* Task: Although the data below contains pictures, please reproduce only its words, exactly.

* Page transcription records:
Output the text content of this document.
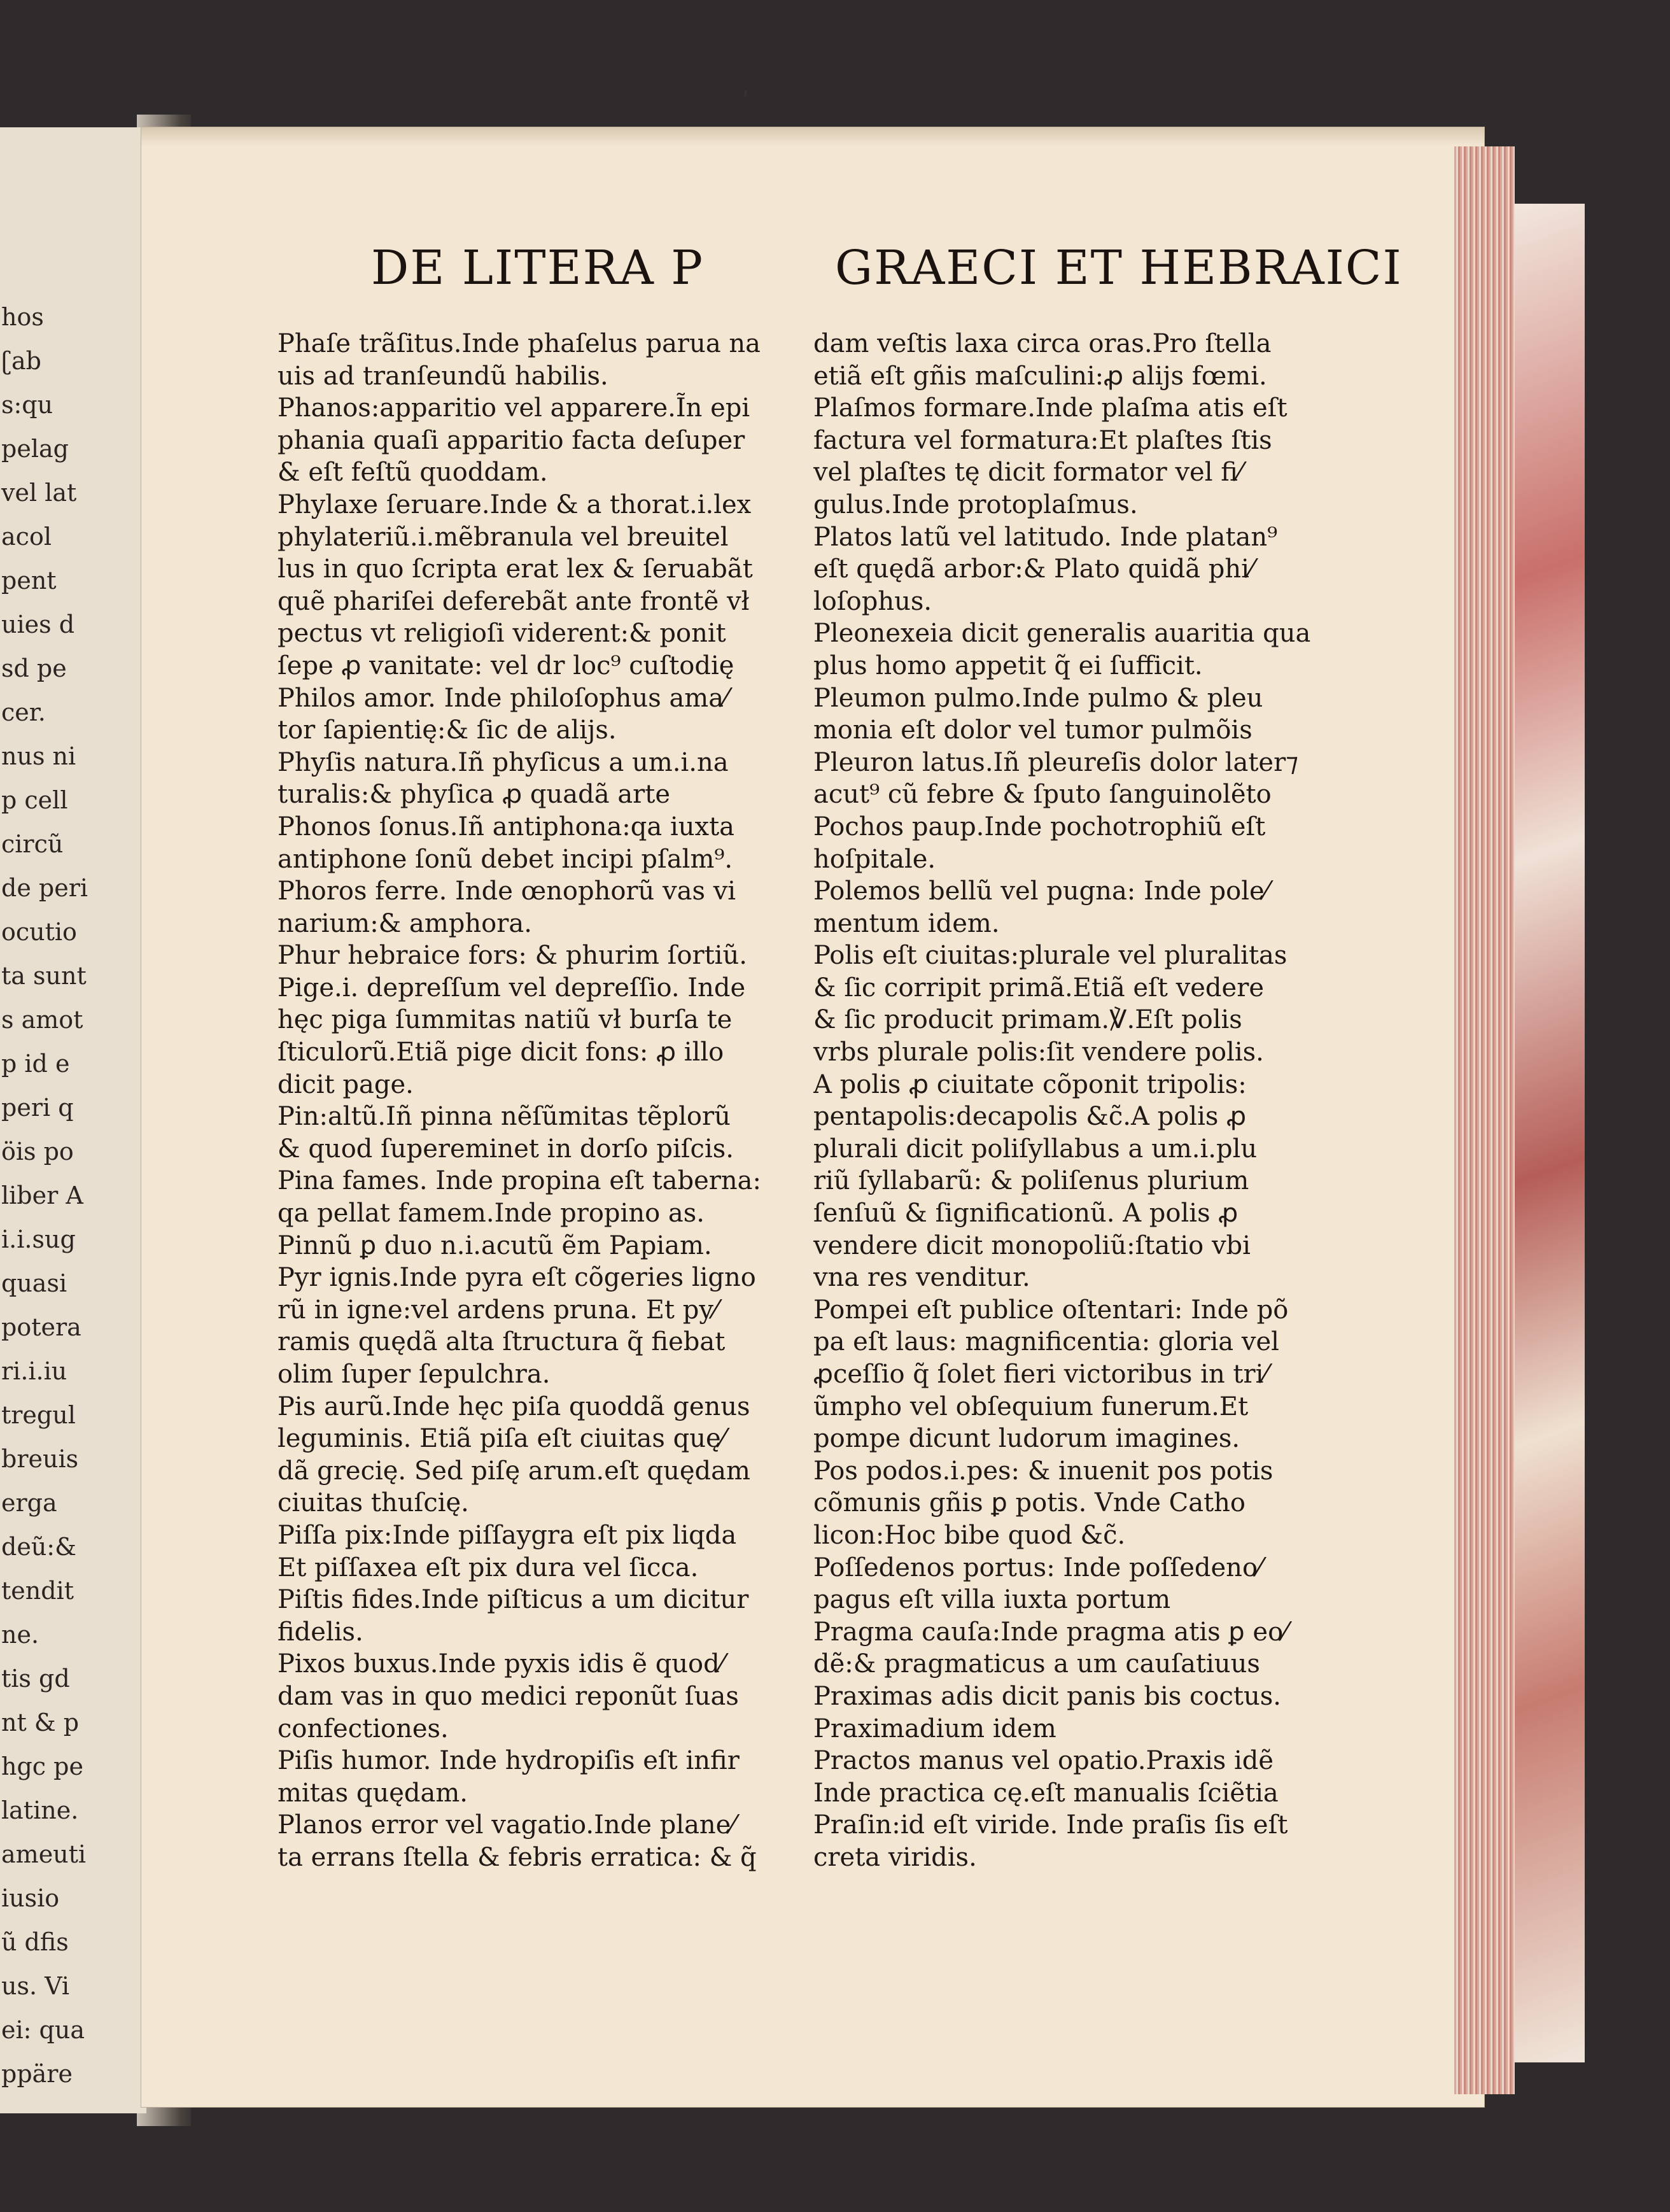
hos
ʗab
s:qu
pelag
vel lat
acol
pent
uies d
sd pe
cer.
nus ni
p cell
circũ
de peri
ocutio
ta sunt
s amot
p id e
peri q
öis po
liber A
i.i.sug
quasi
potera
ri.i.iu
tregul
breuis
erga
deũ:&
tendit
ne.
tis gd
nt & p
hgc pe
latine.
ameuti
iusio
ũ dfis
us. Vi
ei: qua
ppäre
ʹ
DE LITERA P	GRAECI ET HEBRAICI
Phaſe trãſitus.Inde phaſelus parua na
uis ad tranſeundũ habilis.
Phanos:apparitio vel apparere.Ĩn epi
phania quaſi apparitio facta deſuper
& eſt feſtũ quoddam.
Phylaxe ſeruare.Inde & a thorat.i.lex
phylateriũ.i.mẽbranula vel breuitel
lus in quo ſcripta erat lex & ſeruabãt
quẽ phariſei deferebãt ante frontẽ vł
pectus vt religioſi viderent:& ponit
ſepe ꝓ vanitate: vel dr loc⁹ cuſtodię
Philos amor. Inde philoſophus ama⁄
tor ſapientię:& ſic de alijs.
Phyſis natura.Iñ phyſicus a um.i.na
turalis:& phyſica ꝓ quadã arte
Phonos ſonus.Iñ antiphona:qa iuxta
antiphone ſonũ debet incipi pſalm⁹.
Phoros ferre. Inde œnophorũ vas vi
narium:& amphora.
Phur hebraice fors: & phurim ſortiũ.
Pige.i. depreſſum vel depreſſio. Inde
hęc piga ſummitas natiũ vł burſa te
ſticulorũ.Etiã pige dicit fons: ꝓ illo
dicit page.
Pin:altũ.Iñ pinna nẽſũmitas tẽplorũ
& quod ſupereminet in dorſo piſcis.
Pina fames. Inde propina eſt taberna:
qa pellat famem.Inde propino as.
Pinnũ ꝑ duo n.i.acutũ ẽm Papiam.
Pyr ignis.Inde pyra eſt cõgeries ligno
rũ in igne:vel ardens pruna. Et py⁄
ramis quędã alta ſtructura q̃ fiebat
olim ſuper ſepulchra.
Pis aurũ.Inde hęc piſa quoddã genus
leguminis. Etiã piſa eſt ciuitas quę⁄
dã grecię. Sed piſę arum.eſt quędam
ciuitas thuſcię.
Piſſa pix:Inde piſſaygra eſt pix liqda
Et piſſaxea eſt pix dura vel ſicca.
Piſtis fides.Inde piſticus a um dicitur
fidelis.
Pixos buxus.Inde pyxis idis ẽ quod⁄
dam vas in quo medici reponũt ſuas
confectiones.
Piſis humor. Inde hydropiſis eſt infir
mitas quędam.
Planos error vel vagatio.Inde plane⁄
ta errans ſtella & febris erratica: & q̃
dam veſtis laxa circa oras.Pro ſtella
etiã eſt gñis maſculini:ꝓ alijs fœmi.
Plaſmos formare.Inde plaſma atis eſt
factura vel formatura:Et plaſtes ſtis
vel plaſtes tę dicit formator vel fi⁄
gulus.Inde protoplaſmus.
Platos latũ vel latitudo. Inde platan⁹
eſt quędã arbor:& Plato quidã phi⁄
loſophus.
Pleonexeia dicit generalis auaritia qua
plus homo appetit q̃ ei ſufficit.
Pleumon pulmo.Inde pulmo & pleu
monia eſt dolor vel tumor pulmõis
Pleuron latus.Iñ pleureſis dolor later⁊
acut⁹ cũ febre & ſputo ſanguinolẽto
Pochos paup.Inde pochotrophiũ eſt
hoſpitale.
Polemos bellũ vel pugna: Inde pole⁄
mentum idem.
Polis eſt ciuitas:plurale vel pluralitas
& ſic corripit primã.Etiã eſt vedere
& ſic producit primam.℣.Eſt polis
vrbs plurale polis:ſit vendere polis.
A polis ꝓ ciuitate cõponit tripolis:
pentapolis:decapolis &c̃.A polis ꝓ
plurali dicit poliſyllabus a um.i.plu
riũ ſyllabarũ: & poliſenus plurium
ſenſuũ & ſignificationũ. A polis ꝓ
vendere dicit monopoliũ:ſtatio vbi
vna res venditur.
Pompei eſt publice oſtentari: Inde põ
pa eſt laus: magnificentia: gloria vel
ꝓceſſio q̃ ſolet fieri victoribus in tri⁄
ũmpho vel obſequium funerum.Et
pompe dicunt ludorum imagines.
Pos podos.i.pes: & inuenit pos potis
cõmunis gñis ꝑ potis. Vnde Catho
licon:Hoc bibe quod &c̃.
Poſſedenos portus: Inde poſſedeno⁄
pagus eſt villa iuxta portum
Pragma cauſa:Inde pragma atis ꝑ eo⁄
dẽ:& pragmaticus a um cauſatiuus
Praximas adis dicit panis bis coctus.
Praximadium idem
Practos manus vel opatio.Praxis idẽ
Inde practica cę.eſt manualis ſciẽtia
Praſin:id eſt viride. Inde praſis ſis eſt
creta viridis.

* Response:
Output the text content of this document.
hos
ʗab
s:qu
pelag
vel lat
acol
pent
uies d
sd pe
cer.
nus ni
p cell
circũ
de peri
ocutio
ta sunt
s amot
p id e
peri q
öis po
liber A
i.i.sug
quasi
potera
ri.i.iu
tregul
breuis
erga
deũ:&
tendit
ne.
tis gd
nt & p
hgc pe
latine.
ameuti
iusio
ũ dfis
us. Vi
ei: qua
ppäre
ʹ
DE LITERA P	GRAECI ET HEBRAICI
Phaſe trãſitus.Inde phaſelus parua na
uis ad tranſeundũ habilis.
Phanos:apparitio vel apparere.Ĩn epi
phania quaſi apparitio facta deſuper
& eſt feſtũ quoddam.
Phylaxe ſeruare.Inde & a thorat.i.lex
phylateriũ.i.mẽbranula vel breuitel
lus in quo ſcripta erat lex & ſeruabãt
quẽ phariſei deferebãt ante frontẽ vł
pectus vt religioſi viderent:& ponit
ſepe ꝓ vanitate: vel dr loc⁹ cuſtodię
Philos amor. Inde philoſophus ama⁄
tor ſapientię:& ſic de alijs.
Phyſis natura.Iñ phyſicus a um.i.na
turalis:& phyſica ꝓ quadã arte
Phonos ſonus.Iñ antiphona:qa iuxta
antiphone ſonũ debet incipi pſalm⁹.
Phoros ferre. Inde œnophorũ vas vi
narium:& amphora.
Phur hebraice fors: & phurim ſortiũ.
Pige.i. depreſſum vel depreſſio. Inde
hęc piga ſummitas natiũ vł burſa te
ſticulorũ.Etiã pige dicit fons: ꝓ illo
dicit page.
Pin:altũ.Iñ pinna nẽſũmitas tẽplorũ
& quod ſupereminet in dorſo piſcis.
Pina fames. Inde propina eſt taberna:
qa pellat famem.Inde propino as.
Pinnũ ꝑ duo n.i.acutũ ẽm Papiam.
Pyr ignis.Inde pyra eſt cõgeries ligno
rũ in igne:vel ardens pruna. Et py⁄
ramis quędã alta ſtructura q̃ fiebat
olim ſuper ſepulchra.
Pis aurũ.Inde hęc piſa quoddã genus
leguminis. Etiã piſa eſt ciuitas quę⁄
dã grecię. Sed piſę arum.eſt quędam
ciuitas thuſcię.
Piſſa pix:Inde piſſaygra eſt pix liqda
Et piſſaxea eſt pix dura vel ſicca.
Piſtis fides.Inde piſticus a um dicitur
fidelis.
Pixos buxus.Inde pyxis idis ẽ quod⁄
dam vas in quo medici reponũt ſuas
confectiones.
Piſis humor. Inde hydropiſis eſt infir
mitas quędam.
Planos error vel vagatio.Inde plane⁄
ta errans ſtella & febris erratica: & q̃
dam veſtis laxa circa oras.Pro ſtella
etiã eſt gñis maſculini:ꝓ alijs fœmi.
Plaſmos formare.Inde plaſma atis eſt
factura vel formatura:Et plaſtes ſtis
vel plaſtes tę dicit formator vel fi⁄
gulus.Inde protoplaſmus.
Platos latũ vel latitudo. Inde platan⁹
eſt quędã arbor:& Plato quidã phi⁄
loſophus.
Pleonexeia dicit generalis auaritia qua
plus homo appetit q̃ ei ſufficit.
Pleumon pulmo.Inde pulmo & pleu
monia eſt dolor vel tumor pulmõis
Pleuron latus.Iñ pleureſis dolor later⁊
acut⁹ cũ febre & ſputo ſanguinolẽto
Pochos paup.Inde pochotrophiũ eſt
hoſpitale.
Polemos bellũ vel pugna: Inde pole⁄
mentum idem.
Polis eſt ciuitas:plurale vel pluralitas
& ſic corripit primã.Etiã eſt vedere
& ſic producit primam.℣.Eſt polis
vrbs plurale polis:ſit vendere polis.
A polis ꝓ ciuitate cõponit tripolis:
pentapolis:decapolis &c̃.A polis ꝓ
plurali dicit poliſyllabus a um.i.plu
riũ ſyllabarũ: & poliſenus plurium
ſenſuũ & ſignificationũ. A polis ꝓ
vendere dicit monopoliũ:ſtatio vbi
vna res venditur.
Pompei eſt publice oſtentari: Inde põ
pa eſt laus: magnificentia: gloria vel
ꝓceſſio q̃ ſolet fieri victoribus in tri⁄
ũmpho vel obſequium funerum.Et
pompe dicunt ludorum imagines.
Pos podos.i.pes: & inuenit pos potis
cõmunis gñis ꝑ potis. Vnde Catho
licon:Hoc bibe quod &c̃.
Poſſedenos portus: Inde poſſedeno⁄
pagus eſt villa iuxta portum
Pragma cauſa:Inde pragma atis ꝑ eo⁄
dẽ:& pragmaticus a um cauſatiuus
Praximas adis dicit panis bis coctus.
Praximadium idem
Practos manus vel opatio.Praxis idẽ
Inde practica cę.eſt manualis ſciẽtia
Praſin:id eſt viride. Inde praſis ſis eſt
creta viridis.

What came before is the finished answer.